## WRITTEN PROBLEM
Print every record below exactly as written.

## INFORMATION GIVEN
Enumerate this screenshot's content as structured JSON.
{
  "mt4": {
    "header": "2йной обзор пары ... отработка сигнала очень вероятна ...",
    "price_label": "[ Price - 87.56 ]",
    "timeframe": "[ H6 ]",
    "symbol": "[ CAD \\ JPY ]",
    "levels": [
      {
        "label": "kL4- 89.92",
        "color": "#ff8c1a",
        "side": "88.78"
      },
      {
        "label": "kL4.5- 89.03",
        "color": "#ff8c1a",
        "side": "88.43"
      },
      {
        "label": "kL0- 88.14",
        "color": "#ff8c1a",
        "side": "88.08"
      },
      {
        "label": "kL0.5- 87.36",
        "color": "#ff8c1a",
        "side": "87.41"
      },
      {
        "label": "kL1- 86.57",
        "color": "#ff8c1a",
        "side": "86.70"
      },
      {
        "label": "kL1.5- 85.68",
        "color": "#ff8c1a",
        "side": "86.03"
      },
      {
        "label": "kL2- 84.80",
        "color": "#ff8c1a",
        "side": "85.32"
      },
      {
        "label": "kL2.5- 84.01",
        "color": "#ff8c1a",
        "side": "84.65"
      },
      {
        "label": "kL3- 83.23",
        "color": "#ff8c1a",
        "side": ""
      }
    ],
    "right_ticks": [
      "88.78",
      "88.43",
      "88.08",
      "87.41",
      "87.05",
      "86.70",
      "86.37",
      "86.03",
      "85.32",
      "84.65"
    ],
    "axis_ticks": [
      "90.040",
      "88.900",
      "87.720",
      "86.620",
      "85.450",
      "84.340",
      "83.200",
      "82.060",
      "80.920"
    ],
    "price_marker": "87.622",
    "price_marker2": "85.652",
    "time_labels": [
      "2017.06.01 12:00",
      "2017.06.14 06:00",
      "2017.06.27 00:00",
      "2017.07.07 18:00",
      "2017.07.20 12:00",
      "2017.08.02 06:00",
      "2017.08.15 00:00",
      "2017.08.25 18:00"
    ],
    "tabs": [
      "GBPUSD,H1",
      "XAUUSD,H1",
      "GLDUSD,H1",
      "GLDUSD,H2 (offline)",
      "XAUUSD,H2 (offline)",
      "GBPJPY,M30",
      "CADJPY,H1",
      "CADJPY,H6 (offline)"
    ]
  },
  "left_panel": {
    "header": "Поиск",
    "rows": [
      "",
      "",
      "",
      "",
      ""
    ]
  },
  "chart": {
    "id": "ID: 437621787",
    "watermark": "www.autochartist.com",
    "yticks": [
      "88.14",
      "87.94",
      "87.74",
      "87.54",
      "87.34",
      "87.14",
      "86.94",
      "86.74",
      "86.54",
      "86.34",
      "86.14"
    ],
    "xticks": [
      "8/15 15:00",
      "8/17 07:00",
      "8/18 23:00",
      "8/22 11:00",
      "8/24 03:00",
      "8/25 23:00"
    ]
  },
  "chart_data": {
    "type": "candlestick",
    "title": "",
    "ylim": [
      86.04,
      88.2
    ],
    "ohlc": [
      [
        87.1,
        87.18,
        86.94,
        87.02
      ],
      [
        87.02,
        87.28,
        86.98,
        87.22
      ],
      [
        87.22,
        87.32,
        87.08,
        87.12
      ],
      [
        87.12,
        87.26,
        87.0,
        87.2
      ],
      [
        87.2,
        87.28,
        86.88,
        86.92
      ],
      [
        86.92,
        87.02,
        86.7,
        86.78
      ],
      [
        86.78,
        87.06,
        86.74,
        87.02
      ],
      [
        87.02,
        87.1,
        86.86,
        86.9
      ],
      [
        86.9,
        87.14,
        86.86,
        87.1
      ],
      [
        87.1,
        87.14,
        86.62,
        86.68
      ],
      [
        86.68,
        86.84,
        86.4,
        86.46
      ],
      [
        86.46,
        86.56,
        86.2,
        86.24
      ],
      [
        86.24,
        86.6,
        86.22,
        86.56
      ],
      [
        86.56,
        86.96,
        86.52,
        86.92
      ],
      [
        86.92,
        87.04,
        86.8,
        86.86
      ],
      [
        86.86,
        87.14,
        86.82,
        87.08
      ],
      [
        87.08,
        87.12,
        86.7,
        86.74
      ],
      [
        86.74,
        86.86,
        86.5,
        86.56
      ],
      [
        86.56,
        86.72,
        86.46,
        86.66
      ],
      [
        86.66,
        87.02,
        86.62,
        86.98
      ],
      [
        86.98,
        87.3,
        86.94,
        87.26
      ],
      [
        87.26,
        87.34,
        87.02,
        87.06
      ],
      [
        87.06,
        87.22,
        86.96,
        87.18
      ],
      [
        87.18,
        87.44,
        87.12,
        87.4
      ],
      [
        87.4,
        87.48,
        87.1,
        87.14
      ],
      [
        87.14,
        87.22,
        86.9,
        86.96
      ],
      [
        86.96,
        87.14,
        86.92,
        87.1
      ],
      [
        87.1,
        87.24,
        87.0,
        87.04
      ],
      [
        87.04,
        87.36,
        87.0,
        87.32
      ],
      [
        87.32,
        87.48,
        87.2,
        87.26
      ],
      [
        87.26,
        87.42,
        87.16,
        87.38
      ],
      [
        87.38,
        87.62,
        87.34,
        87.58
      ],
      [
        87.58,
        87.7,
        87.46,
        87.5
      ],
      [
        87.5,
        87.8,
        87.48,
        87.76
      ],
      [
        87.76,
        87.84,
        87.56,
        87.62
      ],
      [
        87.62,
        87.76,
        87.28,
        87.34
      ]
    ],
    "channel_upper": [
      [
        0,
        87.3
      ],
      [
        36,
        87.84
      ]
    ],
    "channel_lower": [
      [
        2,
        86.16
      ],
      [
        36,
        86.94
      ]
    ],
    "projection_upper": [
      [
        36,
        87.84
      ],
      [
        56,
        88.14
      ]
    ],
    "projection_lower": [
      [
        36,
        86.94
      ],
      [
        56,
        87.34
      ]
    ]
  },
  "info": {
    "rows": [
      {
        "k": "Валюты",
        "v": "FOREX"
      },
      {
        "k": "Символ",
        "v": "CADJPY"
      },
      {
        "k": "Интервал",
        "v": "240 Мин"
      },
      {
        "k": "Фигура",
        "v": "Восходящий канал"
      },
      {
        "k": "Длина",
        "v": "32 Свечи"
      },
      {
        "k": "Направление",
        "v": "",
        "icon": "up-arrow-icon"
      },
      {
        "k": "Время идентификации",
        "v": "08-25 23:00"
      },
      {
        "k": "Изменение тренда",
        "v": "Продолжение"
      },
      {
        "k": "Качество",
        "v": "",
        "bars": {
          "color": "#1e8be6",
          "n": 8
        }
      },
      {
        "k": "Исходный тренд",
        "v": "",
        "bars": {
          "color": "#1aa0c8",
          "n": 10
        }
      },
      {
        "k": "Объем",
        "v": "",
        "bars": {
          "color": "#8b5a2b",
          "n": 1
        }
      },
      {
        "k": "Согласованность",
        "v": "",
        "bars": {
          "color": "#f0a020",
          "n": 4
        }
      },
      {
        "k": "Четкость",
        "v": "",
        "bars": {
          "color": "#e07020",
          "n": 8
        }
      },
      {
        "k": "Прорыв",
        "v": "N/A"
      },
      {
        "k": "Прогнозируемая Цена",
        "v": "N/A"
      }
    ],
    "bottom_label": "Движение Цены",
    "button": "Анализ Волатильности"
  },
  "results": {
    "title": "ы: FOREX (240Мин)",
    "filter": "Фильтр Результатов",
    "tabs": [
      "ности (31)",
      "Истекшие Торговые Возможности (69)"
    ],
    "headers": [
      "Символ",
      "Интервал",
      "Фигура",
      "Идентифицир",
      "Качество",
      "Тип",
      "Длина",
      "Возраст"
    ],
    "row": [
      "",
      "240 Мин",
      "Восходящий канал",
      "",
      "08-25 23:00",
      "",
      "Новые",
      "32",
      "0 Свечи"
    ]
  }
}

## CORRECT RESULT
Enumerate this screenshot's content as structured JSON.
{
  "mt4": {
    "header": "2йной обзор пары ... отработка сигнала очень вероятна ...",
    "price_label": "[ Price - 87.56 ]",
    "timeframe": "[ H6 ]",
    "symbol": "[ CAD \\ JPY ]",
    "levels": [
      {
        "label": "kL4- 89.92",
        "color": "#ff8c1a",
        "side": "88.78"
      },
      {
        "label": "kL4.5- 89.03",
        "color": "#ff8c1a",
        "side": "88.43"
      },
      {
        "label": "kL0- 88.14",
        "color": "#ff8c1a",
        "side": "88.08"
      },
      {
        "label": "kL0.5- 87.36",
        "color": "#ff8c1a",
        "side": "87.41"
      },
      {
        "label": "kL1- 86.57",
        "color": "#ff8c1a",
        "side": "86.70"
      },
      {
        "label": "kL1.5- 85.68",
        "color": "#ff8c1a",
        "side": "86.03"
      },
      {
        "label": "kL2- 84.80",
        "color": "#ff8c1a",
        "side": "85.32"
      },
      {
        "label": "kL2.5- 84.01",
        "color": "#ff8c1a",
        "side": "84.65"
      },
      {
        "label": "kL3- 83.23",
        "color": "#ff8c1a",
        "side": ""
      }
    ],
    "right_ticks": [
      "88.78",
      "88.43",
      "88.08",
      "87.41",
      "87.05",
      "86.70",
      "86.37",
      "86.03",
      "85.32",
      "84.65"
    ],
    "axis_ticks": [
      "90.040",
      "88.900",
      "87.720",
      "86.620",
      "85.450",
      "84.340",
      "83.200",
      "82.060",
      "80.920"
    ],
    "price_marker": "87.622",
    "price_marker2": "85.652",
    "time_labels": [
      "2017.06.01 12:00",
      "2017.06.14 06:00",
      "2017.06.27 00:00",
      "2017.07.07 18:00",
      "2017.07.20 12:00",
      "2017.08.02 06:00",
      "2017.08.15 00:00",
      "2017.08.25 18:00"
    ],
    "tabs": [
      "GBPUSD,H1",
      "XAUUSD,H1",
      "GLDUSD,H1",
      "GLDUSD,H2 (offline)",
      "XAUUSD,H2 (offline)",
      "GBPJPY,M30",
      "CADJPY,H1",
      "CADJPY,H6 (offline)"
    ]
  },
  "left_panel": {
    "header": "Поиск",
    "rows": [
      "",
      "",
      "",
      "",
      ""
    ]
  },
  "chart": {
    "id": "ID: 437621787",
    "watermark": "www.autochartist.com",
    "yticks": [
      "88.14",
      "87.94",
      "87.74",
      "87.54",
      "87.34",
      "87.14",
      "86.94",
      "86.74",
      "86.54",
      "86.34",
      "86.14"
    ],
    "xticks": [
      "8/15 15:00",
      "8/17 07:00",
      "8/18 23:00",
      "8/22 11:00",
      "8/24 03:00",
      "8/25 23:00"
    ]
  },
  "chart_data": {
    "type": "candlestick",
    "title": "",
    "ylim": [
      86.04,
      88.2
    ],
    "ohlc": [
      [
        87.1,
        87.18,
        86.94,
        87.02
      ],
      [
        87.02,
        87.28,
        86.98,
        87.22
      ],
      [
        87.22,
        87.32,
        87.08,
        87.12
      ],
      [
        87.12,
        87.26,
        87.0,
        87.2
      ],
      [
        87.2,
        87.28,
        86.88,
        86.92
      ],
      [
        86.92,
        87.02,
        86.7,
        86.78
      ],
      [
        86.78,
        87.06,
        86.74,
        87.02
      ],
      [
        87.02,
        87.1,
        86.86,
        86.9
      ],
      [
        86.9,
        87.14,
        86.86,
        87.1
      ],
      [
        87.1,
        87.14,
        86.62,
        86.68
      ],
      [
        86.68,
        86.84,
        86.4,
        86.46
      ],
      [
        86.46,
        86.56,
        86.2,
        86.24
      ],
      [
        86.24,
        86.6,
        86.22,
        86.56
      ],
      [
        86.56,
        86.96,
        86.52,
        86.92
      ],
      [
        86.92,
        87.04,
        86.8,
        86.86
      ],
      [
        86.86,
        87.14,
        86.82,
        87.08
      ],
      [
        87.08,
        87.12,
        86.7,
        86.74
      ],
      [
        86.74,
        86.86,
        86.5,
        86.56
      ],
      [
        86.56,
        86.72,
        86.46,
        86.66
      ],
      [
        86.66,
        87.02,
        86.62,
        86.98
      ],
      [
        86.98,
        87.3,
        86.94,
        87.26
      ],
      [
        87.26,
        87.34,
        87.02,
        87.06
      ],
      [
        87.06,
        87.22,
        86.96,
        87.18
      ],
      [
        87.18,
        87.44,
        87.12,
        87.4
      ],
      [
        87.4,
        87.48,
        87.1,
        87.14
      ],
      [
        87.14,
        87.22,
        86.9,
        86.96
      ],
      [
        86.96,
        87.14,
        86.92,
        87.1
      ],
      [
        87.1,
        87.24,
        87.0,
        87.04
      ],
      [
        87.04,
        87.36,
        87.0,
        87.32
      ],
      [
        87.32,
        87.48,
        87.2,
        87.26
      ],
      [
        87.26,
        87.42,
        87.16,
        87.38
      ],
      [
        87.38,
        87.62,
        87.34,
        87.58
      ],
      [
        87.58,
        87.7,
        87.46,
        87.5
      ],
      [
        87.5,
        87.8,
        87.48,
        87.76
      ],
      [
        87.76,
        87.84,
        87.56,
        87.62
      ],
      [
        87.62,
        87.76,
        87.28,
        87.34
      ]
    ],
    "channel_upper": [
      [
        0,
        87.3
      ],
      [
        36,
        87.84
      ]
    ],
    "channel_lower": [
      [
        2,
        86.16
      ],
      [
        36,
        86.94
      ]
    ],
    "projection_upper": [
      [
        36,
        87.84
      ],
      [
        56,
        88.14
      ]
    ],
    "projection_lower": [
      [
        36,
        86.94
      ],
      [
        56,
        87.34
      ]
    ]
  },
  "info": {
    "rows": [
      {
        "k": "Валюты",
        "v": "FOREX"
      },
      {
        "k": "Символ",
        "v": "CADJPY"
      },
      {
        "k": "Интервал",
        "v": "240 Мин"
      },
      {
        "k": "Фигура",
        "v": "Восходящий канал"
      },
      {
        "k": "Длина",
        "v": "32 Свечи"
      },
      {
        "k": "Направление",
        "v": "",
        "icon": "up-arrow-icon"
      },
      {
        "k": "Время идентификации",
        "v": "08-25 23:00"
      },
      {
        "k": "Изменение тренда",
        "v": "Продолжение"
      },
      {
        "k": "Качество",
        "v": "",
        "bars": {
          "color": "#1e8be6",
          "n": 8
        }
      },
      {
        "k": "Исходный тренд",
        "v": "",
        "bars": {
          "color": "#1aa0c8",
          "n": 10
        }
      },
      {
        "k": "Объем",
        "v": "",
        "bars": {
          "color": "#8b5a2b",
          "n": 1
        }
      },
      {
        "k": "Согласованность",
        "v": "",
        "bars": {
          "color": "#f0a020",
          "n": 4
        }
      },
      {
        "k": "Четкость",
        "v": "",
        "bars": {
          "color": "#e07020",
          "n": 8
        }
      },
      {
        "k": "Прорыв",
        "v": "N/A"
      },
      {
        "k": "Прогнозируемая Цена",
        "v": "N/A"
      }
    ],
    "bottom_label": "Движение Цены",
    "button": "Анализ Волатильности"
  },
  "results": {
    "title": "ы: FOREX (240Мин)",
    "filter": "Фильтр Результатов",
    "tabs": [
      "ности (31)",
      "Истекшие Торговые Возможности (69)"
    ],
    "headers": [
      "Символ",
      "Интервал",
      "Фигура",
      "Идентифицир",
      "Качество",
      "Тип",
      "Длина",
      "Возраст"
    ],
    "row": [
      "",
      "240 Мин",
      "Восходящий канал",
      "",
      "08-25 23:00",
      "",
      "Новые",
      "32",
      "0 Свечи"
    ]
  }
}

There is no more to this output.